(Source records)
□ □ □

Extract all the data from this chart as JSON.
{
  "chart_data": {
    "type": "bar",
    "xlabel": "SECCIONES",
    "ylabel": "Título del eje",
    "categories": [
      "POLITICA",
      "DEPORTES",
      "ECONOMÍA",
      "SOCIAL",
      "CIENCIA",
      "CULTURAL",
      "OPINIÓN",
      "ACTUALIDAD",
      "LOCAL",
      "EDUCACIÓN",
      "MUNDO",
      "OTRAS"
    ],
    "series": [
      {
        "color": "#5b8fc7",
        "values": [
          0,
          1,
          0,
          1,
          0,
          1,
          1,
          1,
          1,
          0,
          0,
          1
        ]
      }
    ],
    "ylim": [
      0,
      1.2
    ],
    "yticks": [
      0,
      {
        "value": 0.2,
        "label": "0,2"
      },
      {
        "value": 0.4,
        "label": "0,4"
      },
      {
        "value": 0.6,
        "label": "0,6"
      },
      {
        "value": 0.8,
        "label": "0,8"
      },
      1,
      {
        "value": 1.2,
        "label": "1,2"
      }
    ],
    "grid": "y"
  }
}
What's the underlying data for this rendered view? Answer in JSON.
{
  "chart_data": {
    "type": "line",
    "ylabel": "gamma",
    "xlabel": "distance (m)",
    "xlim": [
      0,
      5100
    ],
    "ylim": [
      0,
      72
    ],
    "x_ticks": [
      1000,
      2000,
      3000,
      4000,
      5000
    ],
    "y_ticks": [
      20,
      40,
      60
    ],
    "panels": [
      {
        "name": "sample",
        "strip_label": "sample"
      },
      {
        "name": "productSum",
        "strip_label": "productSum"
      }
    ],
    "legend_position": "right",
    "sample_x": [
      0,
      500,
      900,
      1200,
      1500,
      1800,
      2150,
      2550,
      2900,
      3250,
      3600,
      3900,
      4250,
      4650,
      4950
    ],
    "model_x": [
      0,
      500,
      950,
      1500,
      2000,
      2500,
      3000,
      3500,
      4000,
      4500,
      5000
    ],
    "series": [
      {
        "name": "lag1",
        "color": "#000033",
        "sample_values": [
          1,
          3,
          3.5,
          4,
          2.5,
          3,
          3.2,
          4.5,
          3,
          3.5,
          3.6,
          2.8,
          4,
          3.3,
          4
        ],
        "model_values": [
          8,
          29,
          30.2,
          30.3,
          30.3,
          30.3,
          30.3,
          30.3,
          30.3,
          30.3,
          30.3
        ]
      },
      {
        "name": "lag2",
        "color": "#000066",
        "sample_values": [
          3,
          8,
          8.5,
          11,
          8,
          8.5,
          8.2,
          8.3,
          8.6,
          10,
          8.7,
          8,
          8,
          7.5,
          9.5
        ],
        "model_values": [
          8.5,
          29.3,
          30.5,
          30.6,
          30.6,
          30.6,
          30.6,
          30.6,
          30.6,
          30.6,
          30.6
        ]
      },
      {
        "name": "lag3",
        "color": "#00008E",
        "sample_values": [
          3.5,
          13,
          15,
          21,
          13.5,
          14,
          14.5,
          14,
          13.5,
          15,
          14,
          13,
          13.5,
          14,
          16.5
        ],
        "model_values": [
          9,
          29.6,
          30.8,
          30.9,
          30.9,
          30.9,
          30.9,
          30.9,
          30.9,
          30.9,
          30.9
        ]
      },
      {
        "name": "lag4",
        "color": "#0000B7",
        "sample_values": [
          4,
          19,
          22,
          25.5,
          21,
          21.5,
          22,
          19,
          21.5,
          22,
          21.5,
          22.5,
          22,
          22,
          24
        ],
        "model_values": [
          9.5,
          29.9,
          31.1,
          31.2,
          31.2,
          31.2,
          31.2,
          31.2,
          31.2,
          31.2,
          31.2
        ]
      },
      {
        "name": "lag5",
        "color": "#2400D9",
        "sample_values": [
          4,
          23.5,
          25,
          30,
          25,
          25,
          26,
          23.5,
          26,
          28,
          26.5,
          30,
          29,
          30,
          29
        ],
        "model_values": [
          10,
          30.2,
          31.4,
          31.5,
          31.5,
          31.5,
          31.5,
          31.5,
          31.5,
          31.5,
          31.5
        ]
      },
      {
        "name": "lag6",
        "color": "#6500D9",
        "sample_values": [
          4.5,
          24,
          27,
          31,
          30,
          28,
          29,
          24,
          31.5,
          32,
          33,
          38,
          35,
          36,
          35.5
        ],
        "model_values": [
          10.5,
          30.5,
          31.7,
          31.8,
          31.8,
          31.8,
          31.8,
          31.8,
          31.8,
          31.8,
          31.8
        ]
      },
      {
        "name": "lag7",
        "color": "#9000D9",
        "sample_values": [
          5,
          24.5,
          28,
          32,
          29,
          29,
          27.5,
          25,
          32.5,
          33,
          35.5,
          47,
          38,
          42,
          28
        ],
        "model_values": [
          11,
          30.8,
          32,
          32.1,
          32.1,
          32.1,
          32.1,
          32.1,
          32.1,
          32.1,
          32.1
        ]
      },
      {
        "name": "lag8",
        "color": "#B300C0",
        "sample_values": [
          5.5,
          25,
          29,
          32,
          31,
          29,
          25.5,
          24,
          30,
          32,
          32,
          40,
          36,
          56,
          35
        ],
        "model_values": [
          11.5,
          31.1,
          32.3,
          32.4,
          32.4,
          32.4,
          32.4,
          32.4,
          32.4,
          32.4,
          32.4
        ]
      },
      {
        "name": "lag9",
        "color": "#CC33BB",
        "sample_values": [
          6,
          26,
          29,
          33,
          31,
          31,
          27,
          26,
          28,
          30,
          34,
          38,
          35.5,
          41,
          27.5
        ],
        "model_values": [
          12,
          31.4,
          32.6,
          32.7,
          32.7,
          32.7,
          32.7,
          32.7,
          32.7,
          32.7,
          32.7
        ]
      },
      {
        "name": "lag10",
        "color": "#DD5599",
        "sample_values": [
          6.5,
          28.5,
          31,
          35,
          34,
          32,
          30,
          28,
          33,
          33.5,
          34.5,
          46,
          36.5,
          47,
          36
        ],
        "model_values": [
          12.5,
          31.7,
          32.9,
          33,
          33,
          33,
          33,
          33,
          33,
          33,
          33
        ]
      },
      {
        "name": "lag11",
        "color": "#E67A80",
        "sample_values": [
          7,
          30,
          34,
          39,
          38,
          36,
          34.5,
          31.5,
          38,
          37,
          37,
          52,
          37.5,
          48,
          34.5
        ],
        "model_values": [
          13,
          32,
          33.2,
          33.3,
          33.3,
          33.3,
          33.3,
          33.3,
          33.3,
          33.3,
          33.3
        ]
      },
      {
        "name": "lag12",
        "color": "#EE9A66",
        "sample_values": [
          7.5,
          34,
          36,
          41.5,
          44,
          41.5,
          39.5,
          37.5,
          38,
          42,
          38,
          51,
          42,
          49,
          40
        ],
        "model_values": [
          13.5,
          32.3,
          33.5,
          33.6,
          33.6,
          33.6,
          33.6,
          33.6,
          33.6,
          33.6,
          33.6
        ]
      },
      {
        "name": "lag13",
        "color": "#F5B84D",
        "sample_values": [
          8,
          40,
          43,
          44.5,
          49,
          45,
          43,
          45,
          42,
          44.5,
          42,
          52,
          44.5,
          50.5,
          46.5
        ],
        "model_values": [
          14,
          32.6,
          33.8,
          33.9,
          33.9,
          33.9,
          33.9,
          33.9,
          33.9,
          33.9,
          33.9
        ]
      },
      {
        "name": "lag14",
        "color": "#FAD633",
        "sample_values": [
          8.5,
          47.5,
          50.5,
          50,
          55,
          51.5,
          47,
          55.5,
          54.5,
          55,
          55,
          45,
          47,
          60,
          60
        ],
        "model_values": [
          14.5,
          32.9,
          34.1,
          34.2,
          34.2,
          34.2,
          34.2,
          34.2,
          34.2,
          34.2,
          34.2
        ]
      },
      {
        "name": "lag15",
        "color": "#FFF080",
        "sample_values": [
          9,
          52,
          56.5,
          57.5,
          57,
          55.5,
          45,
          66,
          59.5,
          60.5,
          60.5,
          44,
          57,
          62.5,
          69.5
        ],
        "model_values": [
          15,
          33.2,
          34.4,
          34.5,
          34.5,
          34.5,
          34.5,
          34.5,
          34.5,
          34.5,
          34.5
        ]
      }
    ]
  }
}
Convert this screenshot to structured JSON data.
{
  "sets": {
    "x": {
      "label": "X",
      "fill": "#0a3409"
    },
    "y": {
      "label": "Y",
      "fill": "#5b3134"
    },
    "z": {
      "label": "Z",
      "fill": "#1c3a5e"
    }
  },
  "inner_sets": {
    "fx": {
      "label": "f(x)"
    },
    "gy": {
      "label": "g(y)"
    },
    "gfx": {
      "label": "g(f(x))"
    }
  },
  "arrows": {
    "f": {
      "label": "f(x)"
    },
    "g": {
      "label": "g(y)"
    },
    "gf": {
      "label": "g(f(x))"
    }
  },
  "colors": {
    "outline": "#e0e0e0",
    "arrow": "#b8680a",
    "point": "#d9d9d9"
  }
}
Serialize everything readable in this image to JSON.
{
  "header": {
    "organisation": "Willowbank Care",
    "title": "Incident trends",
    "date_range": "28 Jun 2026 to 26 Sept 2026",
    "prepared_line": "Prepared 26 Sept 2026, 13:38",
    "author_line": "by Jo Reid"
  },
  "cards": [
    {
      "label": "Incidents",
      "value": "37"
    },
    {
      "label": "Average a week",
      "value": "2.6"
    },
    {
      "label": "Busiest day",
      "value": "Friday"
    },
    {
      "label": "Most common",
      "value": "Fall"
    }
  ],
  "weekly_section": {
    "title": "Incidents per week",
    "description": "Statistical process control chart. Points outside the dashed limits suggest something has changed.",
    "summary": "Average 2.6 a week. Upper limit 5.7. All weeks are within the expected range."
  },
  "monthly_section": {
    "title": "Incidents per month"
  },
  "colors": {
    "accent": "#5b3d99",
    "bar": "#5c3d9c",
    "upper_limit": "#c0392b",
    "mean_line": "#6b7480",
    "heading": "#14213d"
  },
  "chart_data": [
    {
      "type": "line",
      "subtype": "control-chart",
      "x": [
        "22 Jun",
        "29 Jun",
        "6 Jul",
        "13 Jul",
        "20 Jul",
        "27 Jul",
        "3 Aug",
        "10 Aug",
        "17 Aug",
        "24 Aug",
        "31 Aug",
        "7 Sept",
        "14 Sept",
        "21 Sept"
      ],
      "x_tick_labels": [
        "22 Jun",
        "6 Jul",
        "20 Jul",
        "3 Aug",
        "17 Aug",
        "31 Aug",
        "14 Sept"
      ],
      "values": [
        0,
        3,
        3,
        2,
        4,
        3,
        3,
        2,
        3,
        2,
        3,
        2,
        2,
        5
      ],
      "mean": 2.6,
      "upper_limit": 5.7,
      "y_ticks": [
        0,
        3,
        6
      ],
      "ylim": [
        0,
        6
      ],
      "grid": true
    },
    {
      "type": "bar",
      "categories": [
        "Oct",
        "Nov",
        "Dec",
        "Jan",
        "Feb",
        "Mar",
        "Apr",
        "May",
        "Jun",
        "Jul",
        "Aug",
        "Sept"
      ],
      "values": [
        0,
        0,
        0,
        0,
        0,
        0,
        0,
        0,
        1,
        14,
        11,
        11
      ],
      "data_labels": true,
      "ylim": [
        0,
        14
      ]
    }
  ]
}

□ □ □

Return each line that includes "JSON".

** ANSWER TO THE PROBLEM **
Extract all the data from this chart as JSON.
What's the underlying data for this rendered view? Answer in JSON.
Convert this screenshot to structured JSON data.
Serialize everything readable in this image to JSON.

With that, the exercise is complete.